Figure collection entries
>> BEGIN

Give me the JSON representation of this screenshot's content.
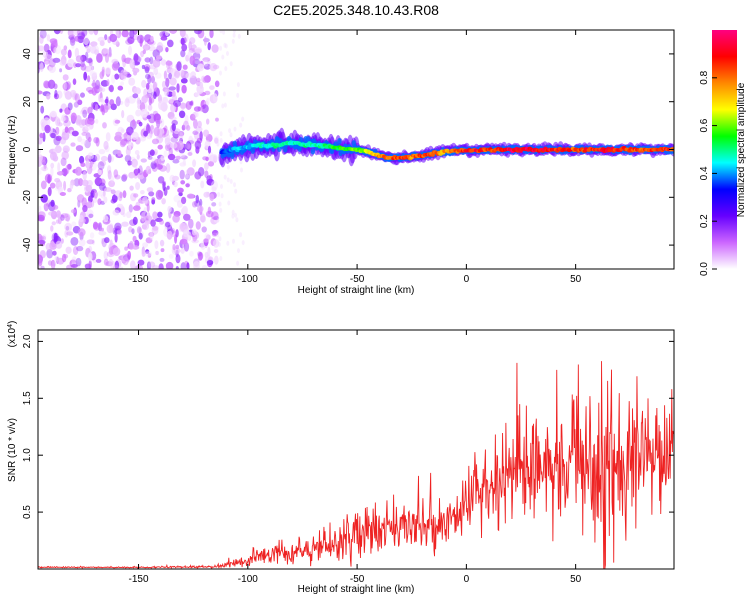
{
  "title": "C2E5.2025.348.10.43.R08",
  "chart_data": [
    {
      "type": "heatmap",
      "name": "spectrogram",
      "xlabel": "Height of straight line (km)",
      "ylabel": "Frequency (Hz)",
      "xlim": [
        -196,
        95
      ],
      "ylim": [
        -50,
        50
      ],
      "xticks": [
        -150,
        -100,
        -50,
        0,
        50
      ],
      "yticks": [
        -40,
        -20,
        0,
        20,
        40
      ],
      "noise_region_x": [
        -196,
        -114
      ],
      "ridge": {
        "x": [
          -112,
          -105,
          -100,
          -95,
          -90,
          -85,
          -80,
          -75,
          -70,
          -65,
          -60,
          -55,
          -50,
          -45,
          -40,
          -35,
          -30,
          -25,
          -20,
          -15,
          -10,
          -5,
          0,
          5,
          10,
          15,
          20,
          30,
          40,
          50,
          60,
          70,
          80,
          90,
          95
        ],
        "freq": [
          -1.5,
          0.5,
          1,
          2,
          1.5,
          2,
          3,
          2,
          2,
          1.5,
          1,
          0,
          0,
          -1,
          -2.5,
          -3.5,
          -3.5,
          -3,
          -2.5,
          -1.5,
          -1,
          -0.5,
          -0.5,
          -0.5,
          0,
          0,
          0,
          0,
          0,
          0,
          0,
          0,
          0,
          0,
          0
        ],
        "amplitude": [
          0.35,
          0.45,
          0.45,
          0.5,
          0.5,
          0.55,
          0.5,
          0.55,
          0.5,
          0.55,
          0.6,
          0.6,
          0.65,
          0.7,
          0.85,
          0.9,
          0.9,
          0.85,
          0.9,
          0.9,
          0.8,
          0.85,
          0.95,
          0.95,
          0.9,
          0.95,
          1.0,
          1.0,
          0.95,
          0.9,
          0.95,
          0.95,
          0.9,
          0.95,
          0.9
        ]
      },
      "colorbar": {
        "label": "Normalized spectral amplitude",
        "range": [
          0,
          1
        ],
        "ticks": [
          "0.0",
          "0.2",
          "0.4",
          "0.6",
          "0.8"
        ],
        "colors": [
          "#ffffff",
          "#cc66ff",
          "#6600ff",
          "#0000ff",
          "#00ffff",
          "#00ff00",
          "#ffff00",
          "#ff8800",
          "#ff0000",
          "#ff0080"
        ]
      }
    },
    {
      "type": "line",
      "name": "snr",
      "xlabel": "Height of straight line (km)",
      "ylabel": "SNR (10 * v/v)",
      "exponent_label": "(x10",
      "exponent_power": "4",
      "exponent_close": ")",
      "xlim": [
        -196,
        95
      ],
      "ylim": [
        0,
        2.1
      ],
      "xticks": [
        -150,
        -100,
        -50,
        0,
        50
      ],
      "yticks": [
        "0.5",
        "1.0",
        "1.5",
        "2.0"
      ],
      "color": "#ee2222",
      "envelope": {
        "x": [
          -196,
          -150,
          -115,
          -105,
          -100,
          -90,
          -80,
          -70,
          -60,
          -50,
          -40,
          -30,
          -20,
          -10,
          -5,
          0,
          5,
          10,
          20,
          30,
          40,
          50,
          55,
          60,
          65,
          70,
          75,
          80,
          85,
          90,
          95
        ],
        "mean": [
          0.015,
          0.015,
          0.02,
          0.05,
          0.08,
          0.13,
          0.15,
          0.18,
          0.22,
          0.3,
          0.32,
          0.36,
          0.35,
          0.42,
          0.45,
          0.55,
          0.65,
          0.7,
          0.8,
          0.85,
          0.9,
          0.9,
          0.95,
          0.95,
          1.0,
          0.95,
          0.95,
          1.0,
          1.0,
          0.95,
          1.0
        ],
        "spread": [
          0.005,
          0.005,
          0.01,
          0.03,
          0.05,
          0.08,
          0.1,
          0.12,
          0.15,
          0.2,
          0.22,
          0.25,
          0.2,
          0.2,
          0.15,
          0.25,
          0.3,
          0.3,
          0.4,
          0.4,
          0.45,
          0.5,
          0.7,
          1.0,
          0.8,
          0.6,
          0.55,
          0.5,
          0.45,
          0.4,
          0.4
        ]
      }
    }
  ]
}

>> END

Every entry above needs to be retyped exactly; drop the pictures.

Output of the task =>
Give me the JSON representation of this screenshot's content.
{
  "title": "C2E5.2025.348.10.43.R08",
  "chart_data": [
    {
      "type": "heatmap",
      "name": "spectrogram",
      "xlabel": "Height of straight line (km)",
      "ylabel": "Frequency (Hz)",
      "xlim": [
        -196,
        95
      ],
      "ylim": [
        -50,
        50
      ],
      "xticks": [
        -150,
        -100,
        -50,
        0,
        50
      ],
      "yticks": [
        -40,
        -20,
        0,
        20,
        40
      ],
      "noise_region_x": [
        -196,
        -114
      ],
      "ridge": {
        "x": [
          -112,
          -105,
          -100,
          -95,
          -90,
          -85,
          -80,
          -75,
          -70,
          -65,
          -60,
          -55,
          -50,
          -45,
          -40,
          -35,
          -30,
          -25,
          -20,
          -15,
          -10,
          -5,
          0,
          5,
          10,
          15,
          20,
          30,
          40,
          50,
          60,
          70,
          80,
          90,
          95
        ],
        "freq": [
          -1.5,
          0.5,
          1,
          2,
          1.5,
          2,
          3,
          2,
          2,
          1.5,
          1,
          0,
          0,
          -1,
          -2.5,
          -3.5,
          -3.5,
          -3,
          -2.5,
          -1.5,
          -1,
          -0.5,
          -0.5,
          -0.5,
          0,
          0,
          0,
          0,
          0,
          0,
          0,
          0,
          0,
          0,
          0
        ],
        "amplitude": [
          0.35,
          0.45,
          0.45,
          0.5,
          0.5,
          0.55,
          0.5,
          0.55,
          0.5,
          0.55,
          0.6,
          0.6,
          0.65,
          0.7,
          0.85,
          0.9,
          0.9,
          0.85,
          0.9,
          0.9,
          0.8,
          0.85,
          0.95,
          0.95,
          0.9,
          0.95,
          1.0,
          1.0,
          0.95,
          0.9,
          0.95,
          0.95,
          0.9,
          0.95,
          0.9
        ]
      },
      "colorbar": {
        "label": "Normalized spectral amplitude",
        "range": [
          0,
          1
        ],
        "ticks": [
          "0.0",
          "0.2",
          "0.4",
          "0.6",
          "0.8"
        ],
        "colors": [
          "#ffffff",
          "#cc66ff",
          "#6600ff",
          "#0000ff",
          "#00ffff",
          "#00ff00",
          "#ffff00",
          "#ff8800",
          "#ff0000",
          "#ff0080"
        ]
      }
    },
    {
      "type": "line",
      "name": "snr",
      "xlabel": "Height of straight line (km)",
      "ylabel": "SNR (10 * v/v)",
      "exponent_label": "(x10",
      "exponent_power": "4",
      "exponent_close": ")",
      "xlim": [
        -196,
        95
      ],
      "ylim": [
        0,
        2.1
      ],
      "xticks": [
        -150,
        -100,
        -50,
        0,
        50
      ],
      "yticks": [
        "0.5",
        "1.0",
        "1.5",
        "2.0"
      ],
      "color": "#ee2222",
      "envelope": {
        "x": [
          -196,
          -150,
          -115,
          -105,
          -100,
          -90,
          -80,
          -70,
          -60,
          -50,
          -40,
          -30,
          -20,
          -10,
          -5,
          0,
          5,
          10,
          20,
          30,
          40,
          50,
          55,
          60,
          65,
          70,
          75,
          80,
          85,
          90,
          95
        ],
        "mean": [
          0.015,
          0.015,
          0.02,
          0.05,
          0.08,
          0.13,
          0.15,
          0.18,
          0.22,
          0.3,
          0.32,
          0.36,
          0.35,
          0.42,
          0.45,
          0.55,
          0.65,
          0.7,
          0.8,
          0.85,
          0.9,
          0.9,
          0.95,
          0.95,
          1.0,
          0.95,
          0.95,
          1.0,
          1.0,
          0.95,
          1.0
        ],
        "spread": [
          0.005,
          0.005,
          0.01,
          0.03,
          0.05,
          0.08,
          0.1,
          0.12,
          0.15,
          0.2,
          0.22,
          0.25,
          0.2,
          0.2,
          0.15,
          0.25,
          0.3,
          0.3,
          0.4,
          0.4,
          0.45,
          0.5,
          0.7,
          1.0,
          0.8,
          0.6,
          0.55,
          0.5,
          0.45,
          0.4,
          0.4
        ]
      }
    }
  ]
}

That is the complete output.